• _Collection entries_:
○ ○ ○ ○ ○ ○ ○

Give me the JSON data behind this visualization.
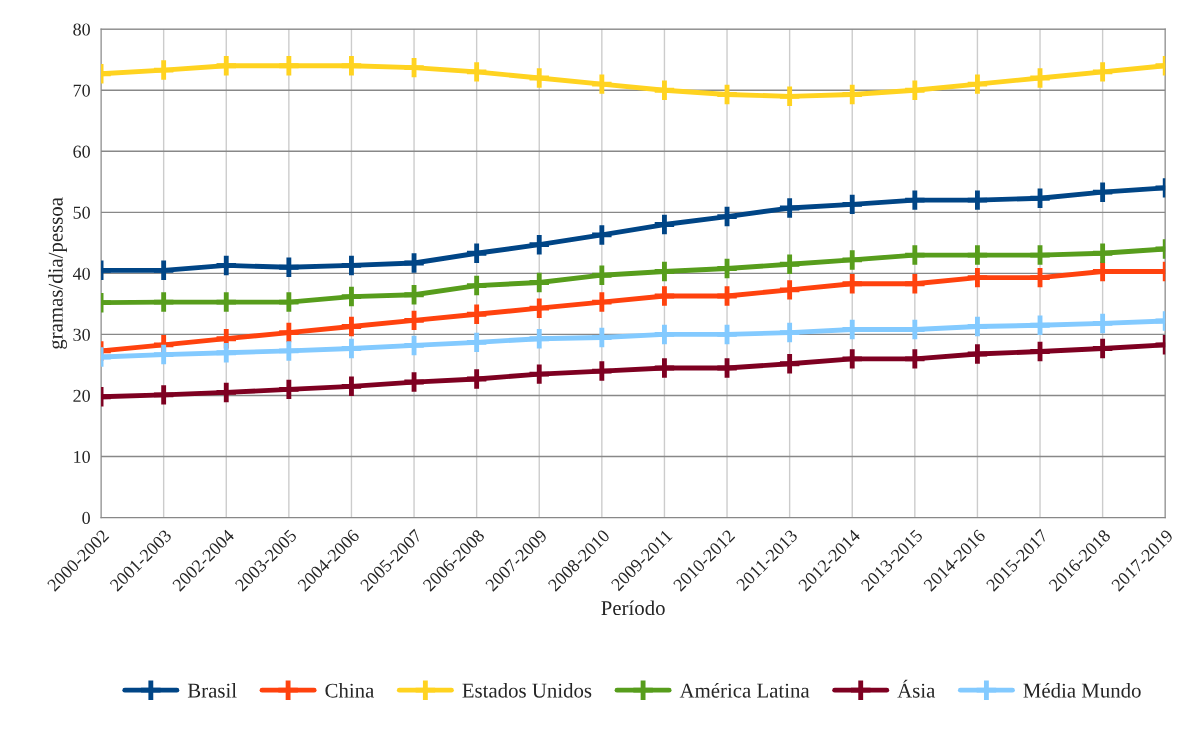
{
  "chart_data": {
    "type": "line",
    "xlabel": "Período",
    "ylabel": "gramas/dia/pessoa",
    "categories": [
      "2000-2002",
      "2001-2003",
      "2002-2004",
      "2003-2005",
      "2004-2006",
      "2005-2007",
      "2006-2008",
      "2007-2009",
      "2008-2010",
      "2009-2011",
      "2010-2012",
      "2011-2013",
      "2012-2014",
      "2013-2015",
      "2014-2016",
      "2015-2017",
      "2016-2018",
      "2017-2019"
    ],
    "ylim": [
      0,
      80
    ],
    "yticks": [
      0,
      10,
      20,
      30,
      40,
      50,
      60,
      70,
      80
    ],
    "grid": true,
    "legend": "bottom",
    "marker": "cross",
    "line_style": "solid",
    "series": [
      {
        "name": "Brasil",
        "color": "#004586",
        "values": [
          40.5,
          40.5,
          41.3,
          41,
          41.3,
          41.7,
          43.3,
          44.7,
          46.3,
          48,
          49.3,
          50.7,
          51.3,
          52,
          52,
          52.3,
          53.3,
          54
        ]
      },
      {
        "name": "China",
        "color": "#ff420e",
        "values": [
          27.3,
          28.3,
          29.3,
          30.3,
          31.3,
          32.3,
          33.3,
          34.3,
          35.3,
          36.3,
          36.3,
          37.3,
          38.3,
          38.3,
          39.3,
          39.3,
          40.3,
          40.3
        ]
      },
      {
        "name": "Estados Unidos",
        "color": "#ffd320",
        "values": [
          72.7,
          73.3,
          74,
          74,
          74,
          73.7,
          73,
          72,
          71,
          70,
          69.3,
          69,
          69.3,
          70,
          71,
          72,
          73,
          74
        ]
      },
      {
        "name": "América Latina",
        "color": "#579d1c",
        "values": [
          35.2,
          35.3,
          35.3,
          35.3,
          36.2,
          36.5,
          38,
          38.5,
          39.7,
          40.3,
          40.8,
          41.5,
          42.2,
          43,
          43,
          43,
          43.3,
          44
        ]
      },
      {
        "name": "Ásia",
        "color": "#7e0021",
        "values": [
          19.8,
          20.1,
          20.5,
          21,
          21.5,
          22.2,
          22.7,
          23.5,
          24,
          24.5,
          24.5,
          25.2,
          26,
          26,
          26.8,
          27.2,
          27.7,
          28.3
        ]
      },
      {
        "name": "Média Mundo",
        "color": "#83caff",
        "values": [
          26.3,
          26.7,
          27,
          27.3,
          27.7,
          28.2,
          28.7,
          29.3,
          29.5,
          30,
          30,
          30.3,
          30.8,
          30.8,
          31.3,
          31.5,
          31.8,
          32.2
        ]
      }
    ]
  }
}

○ ○ ○ ○ ○ ○ ○

• _TASK_:
Show every line from the entries above in which the word "color" appears.

• _ANSWER TO THIS EXERCISE_:
        "color": "#004586",
        "color": "#ff420e",
        "color": "#ffd320",
        "color": "#579d1c",
        "color": "#7e0021",
        "color": "#83caff",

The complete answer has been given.